REQUIRED WORK
Show all lines holding the string "JSON".

═════ TASK INPUT

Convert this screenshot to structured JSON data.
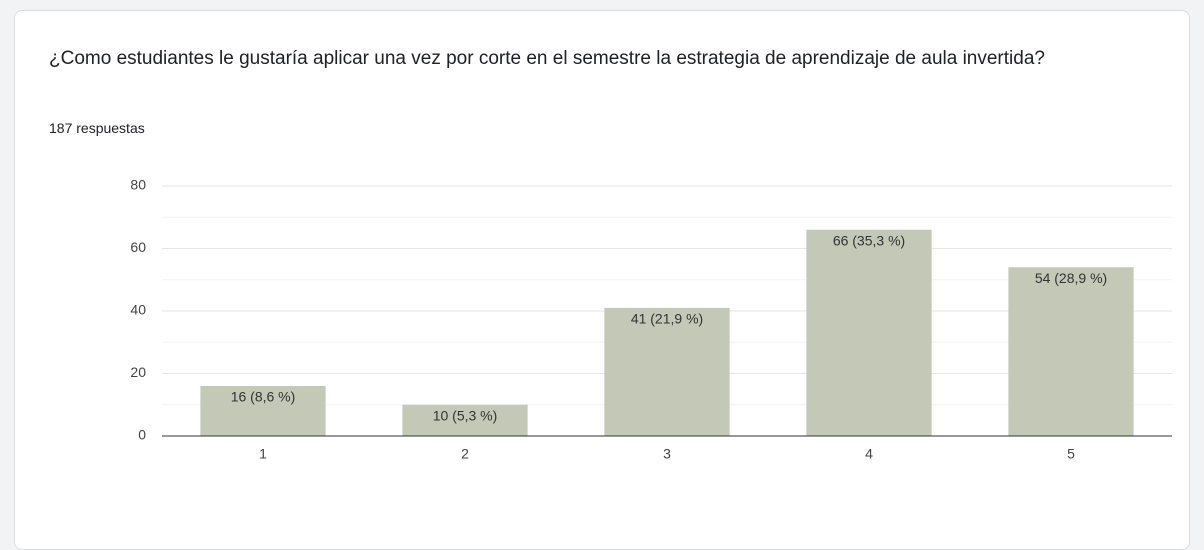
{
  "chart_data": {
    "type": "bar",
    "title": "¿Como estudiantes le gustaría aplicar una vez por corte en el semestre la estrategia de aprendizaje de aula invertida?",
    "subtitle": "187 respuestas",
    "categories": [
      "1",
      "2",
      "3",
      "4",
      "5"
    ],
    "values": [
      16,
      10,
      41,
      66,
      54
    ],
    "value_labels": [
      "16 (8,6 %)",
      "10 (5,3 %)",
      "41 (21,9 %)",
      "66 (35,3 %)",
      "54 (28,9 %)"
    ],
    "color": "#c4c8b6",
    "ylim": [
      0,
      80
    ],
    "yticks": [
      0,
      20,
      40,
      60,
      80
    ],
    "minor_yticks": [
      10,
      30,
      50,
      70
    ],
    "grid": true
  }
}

══════════
═════ TASK INPUT

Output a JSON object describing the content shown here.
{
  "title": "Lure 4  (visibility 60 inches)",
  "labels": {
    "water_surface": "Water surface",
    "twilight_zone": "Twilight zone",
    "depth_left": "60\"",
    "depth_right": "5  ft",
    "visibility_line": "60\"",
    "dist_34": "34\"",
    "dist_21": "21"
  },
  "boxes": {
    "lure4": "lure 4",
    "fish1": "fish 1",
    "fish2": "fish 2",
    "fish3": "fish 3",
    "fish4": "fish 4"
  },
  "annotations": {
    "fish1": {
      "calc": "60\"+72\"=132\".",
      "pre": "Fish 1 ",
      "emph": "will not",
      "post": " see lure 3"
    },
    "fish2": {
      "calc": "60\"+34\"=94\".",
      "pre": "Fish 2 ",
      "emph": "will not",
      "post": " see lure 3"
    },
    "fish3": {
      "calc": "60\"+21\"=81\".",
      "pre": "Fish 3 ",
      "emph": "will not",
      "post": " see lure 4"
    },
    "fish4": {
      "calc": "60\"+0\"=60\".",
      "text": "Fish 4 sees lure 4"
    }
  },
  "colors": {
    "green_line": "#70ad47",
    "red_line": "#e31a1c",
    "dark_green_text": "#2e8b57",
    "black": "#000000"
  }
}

══════════

EXERCISE SOLUTION
Convert this screenshot to structured JSON data.
Output a JSON object describing the content shown here.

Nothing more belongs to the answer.